PROMPT:
Your task is to output all the records below, word for word.

EXERCISE INPUTS:
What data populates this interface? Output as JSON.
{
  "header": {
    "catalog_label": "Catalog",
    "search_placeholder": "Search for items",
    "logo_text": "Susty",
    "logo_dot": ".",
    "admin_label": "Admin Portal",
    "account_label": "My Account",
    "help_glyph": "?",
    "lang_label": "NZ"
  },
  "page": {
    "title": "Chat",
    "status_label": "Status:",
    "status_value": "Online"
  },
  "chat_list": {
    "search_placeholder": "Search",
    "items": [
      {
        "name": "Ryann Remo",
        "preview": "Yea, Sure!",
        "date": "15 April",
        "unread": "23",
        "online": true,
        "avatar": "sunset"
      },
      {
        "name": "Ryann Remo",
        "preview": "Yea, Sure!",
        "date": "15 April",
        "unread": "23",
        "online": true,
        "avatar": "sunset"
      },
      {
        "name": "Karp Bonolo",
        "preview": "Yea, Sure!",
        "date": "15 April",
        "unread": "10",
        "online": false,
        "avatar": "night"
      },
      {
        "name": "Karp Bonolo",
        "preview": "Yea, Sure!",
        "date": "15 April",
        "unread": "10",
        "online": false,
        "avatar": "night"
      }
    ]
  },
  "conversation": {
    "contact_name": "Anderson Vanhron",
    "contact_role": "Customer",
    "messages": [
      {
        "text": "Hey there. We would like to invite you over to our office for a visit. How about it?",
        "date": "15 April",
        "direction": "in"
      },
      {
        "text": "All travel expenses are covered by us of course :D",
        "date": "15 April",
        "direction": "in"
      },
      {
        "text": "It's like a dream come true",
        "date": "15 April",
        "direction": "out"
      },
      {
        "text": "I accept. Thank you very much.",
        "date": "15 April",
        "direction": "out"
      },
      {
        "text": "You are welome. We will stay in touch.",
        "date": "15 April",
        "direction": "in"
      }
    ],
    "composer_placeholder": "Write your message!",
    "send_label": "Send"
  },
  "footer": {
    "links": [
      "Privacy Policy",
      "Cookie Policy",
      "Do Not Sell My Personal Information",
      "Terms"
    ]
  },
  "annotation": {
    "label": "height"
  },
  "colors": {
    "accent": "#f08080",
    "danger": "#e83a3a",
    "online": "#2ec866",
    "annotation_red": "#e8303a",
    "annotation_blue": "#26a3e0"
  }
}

PROBLEM SOLUTION:
What data populates this interface? Output as JSON.
{
  "header": {
    "catalog_label": "Catalog",
    "search_placeholder": "Search for items",
    "logo_text": "Susty",
    "logo_dot": ".",
    "admin_label": "Admin Portal",
    "account_label": "My Account",
    "help_glyph": "?",
    "lang_label": "NZ"
  },
  "page": {
    "title": "Chat",
    "status_label": "Status:",
    "status_value": "Online"
  },
  "chat_list": {
    "search_placeholder": "Search",
    "items": [
      {
        "name": "Ryann Remo",
        "preview": "Yea, Sure!",
        "date": "15 April",
        "unread": "23",
        "online": true,
        "avatar": "sunset"
      },
      {
        "name": "Ryann Remo",
        "preview": "Yea, Sure!",
        "date": "15 April",
        "unread": "23",
        "online": true,
        "avatar": "sunset"
      },
      {
        "name": "Karp Bonolo",
        "preview": "Yea, Sure!",
        "date": "15 April",
        "unread": "10",
        "online": false,
        "avatar": "night"
      },
      {
        "name": "Karp Bonolo",
        "preview": "Yea, Sure!",
        "date": "15 April",
        "unread": "10",
        "online": false,
        "avatar": "night"
      }
    ]
  },
  "conversation": {
    "contact_name": "Anderson Vanhron",
    "contact_role": "Customer",
    "messages": [
      {
        "text": "Hey there. We would like to invite you over to our office for a visit. How about it?",
        "date": "15 April",
        "direction": "in"
      },
      {
        "text": "All travel expenses are covered by us of course :D",
        "date": "15 April",
        "direction": "in"
      },
      {
        "text": "It's like a dream come true",
        "date": "15 April",
        "direction": "out"
      },
      {
        "text": "I accept. Thank you very much.",
        "date": "15 April",
        "direction": "out"
      },
      {
        "text": "You are welome. We will stay in touch.",
        "date": "15 April",
        "direction": "in"
      }
    ],
    "composer_placeholder": "Write your message!",
    "send_label": "Send"
  },
  "footer": {
    "links": [
      "Privacy Policy",
      "Cookie Policy",
      "Do Not Sell My Personal Information",
      "Terms"
    ]
  },
  "annotation": {
    "label": "height"
  },
  "colors": {
    "accent": "#f08080",
    "danger": "#e83a3a",
    "online": "#2ec866",
    "annotation_red": "#e8303a",
    "annotation_blue": "#26a3e0"
  }
}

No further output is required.